PALO ALTO, CA — Writing a musical composition about the My Lai massacre of 1968 during the Vietnam War ought to be as difficult a task as writing about the Holocaust. How does one adequately convey in music the horror of such an episode, one that punctures the story line that all American soldiers were innately compassionate, kind, brave, selfless defenders of Mom, flag, and apple pie? And how does one do so without crossing the line into mawkish sentimentality or unbearable stridency?

Jonathan Berger composed the "monodrama." (Nicholas Jensen)
Jonathan Berger composed the monodrama. (Nicholas Jensen)

Jonathan Berger, a professor of music at Stanford University known for embracing political themes in his music, has tried to avoid these traps in a large-scale collaboration with librettist Harriet Scott Chessman called My Lai. Although the performance in the Bing Concert Hall on the Stanford campus on Oct. 10 was designated as the world premiere, it was really the first concert performance of a work in progress — well beyond the workshop stage but not yet the finished item. The fully staged version will be unveiled at the co-commissioning Harris Theatre for Music and Dance in Chicago on Jan. 29, 2016.

■ TASK OBJECTIVE ■
Reproduce word for word everything in the piece on the My Lai composition from "PALO ALTO, CA" down to "monodrama. (Nicholas Jensen)".

■ DATA TO EXAMINE ■
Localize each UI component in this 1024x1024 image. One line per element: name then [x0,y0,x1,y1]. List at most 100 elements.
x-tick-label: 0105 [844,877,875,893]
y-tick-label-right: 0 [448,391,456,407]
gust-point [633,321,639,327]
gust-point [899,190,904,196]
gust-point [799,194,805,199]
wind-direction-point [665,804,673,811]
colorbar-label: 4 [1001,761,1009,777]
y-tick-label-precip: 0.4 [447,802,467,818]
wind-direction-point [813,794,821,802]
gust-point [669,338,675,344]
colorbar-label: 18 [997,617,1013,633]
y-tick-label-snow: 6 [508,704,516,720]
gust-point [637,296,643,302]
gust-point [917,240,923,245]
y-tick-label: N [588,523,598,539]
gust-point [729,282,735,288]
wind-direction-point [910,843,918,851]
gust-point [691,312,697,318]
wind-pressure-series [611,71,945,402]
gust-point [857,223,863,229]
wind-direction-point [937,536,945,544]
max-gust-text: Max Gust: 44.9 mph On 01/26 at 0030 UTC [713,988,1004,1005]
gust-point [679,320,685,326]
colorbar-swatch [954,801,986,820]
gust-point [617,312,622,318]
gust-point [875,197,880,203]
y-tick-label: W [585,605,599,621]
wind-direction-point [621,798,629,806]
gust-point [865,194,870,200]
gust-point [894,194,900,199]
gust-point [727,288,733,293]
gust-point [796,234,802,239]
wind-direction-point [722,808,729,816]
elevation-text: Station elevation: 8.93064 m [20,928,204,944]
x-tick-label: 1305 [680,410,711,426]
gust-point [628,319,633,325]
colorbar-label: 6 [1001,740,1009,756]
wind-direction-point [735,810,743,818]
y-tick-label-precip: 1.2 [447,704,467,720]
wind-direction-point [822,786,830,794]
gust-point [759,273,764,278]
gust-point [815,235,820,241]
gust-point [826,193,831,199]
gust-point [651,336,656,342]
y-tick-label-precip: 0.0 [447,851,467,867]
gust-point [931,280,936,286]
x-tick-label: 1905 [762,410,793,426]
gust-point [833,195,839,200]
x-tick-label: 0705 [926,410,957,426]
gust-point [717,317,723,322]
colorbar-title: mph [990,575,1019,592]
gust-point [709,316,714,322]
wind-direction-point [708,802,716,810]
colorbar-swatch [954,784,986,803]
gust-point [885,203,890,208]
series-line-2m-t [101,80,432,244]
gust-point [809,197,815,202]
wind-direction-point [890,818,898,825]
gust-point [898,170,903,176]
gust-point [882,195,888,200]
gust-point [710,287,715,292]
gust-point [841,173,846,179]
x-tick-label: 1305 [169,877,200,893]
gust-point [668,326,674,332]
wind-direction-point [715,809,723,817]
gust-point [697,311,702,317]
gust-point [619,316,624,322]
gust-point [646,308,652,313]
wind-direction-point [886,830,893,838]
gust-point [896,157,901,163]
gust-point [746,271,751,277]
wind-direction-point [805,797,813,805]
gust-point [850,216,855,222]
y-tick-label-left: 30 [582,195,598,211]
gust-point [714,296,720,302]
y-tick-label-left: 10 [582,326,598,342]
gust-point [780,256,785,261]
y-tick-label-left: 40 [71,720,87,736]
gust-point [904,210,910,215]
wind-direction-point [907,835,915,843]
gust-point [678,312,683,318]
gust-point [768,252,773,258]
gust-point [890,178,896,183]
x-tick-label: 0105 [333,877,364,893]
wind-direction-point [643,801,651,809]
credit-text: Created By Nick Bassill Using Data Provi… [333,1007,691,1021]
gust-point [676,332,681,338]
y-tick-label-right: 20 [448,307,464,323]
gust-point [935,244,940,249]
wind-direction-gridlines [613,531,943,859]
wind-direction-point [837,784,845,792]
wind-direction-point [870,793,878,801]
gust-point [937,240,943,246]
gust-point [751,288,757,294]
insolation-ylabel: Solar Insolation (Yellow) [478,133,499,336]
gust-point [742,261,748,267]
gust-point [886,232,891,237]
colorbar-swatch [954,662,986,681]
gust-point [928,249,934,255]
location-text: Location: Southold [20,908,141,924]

■ ANSWER BELOW ■
PALO ALTO, CA — Writing a musical composition about the My Lai massacre of 1968 during the Vietnam War ought to be as difficult a task as writing about the Holocaust. How does one adequately convey in music the horror of such an episode, one that punctures the story line that all American soldiers were innately compassionate, kind, brave, selfless defenders of Mom, flag, and apple pie? And how does one do so without crossing the line into mawkish sentimentality or unbearable stridency?

Jonathan Berger composed the "monodrama." (Nicholas Jensen)
Jonathan Berger composed the monodrama. (Nicholas Jensen)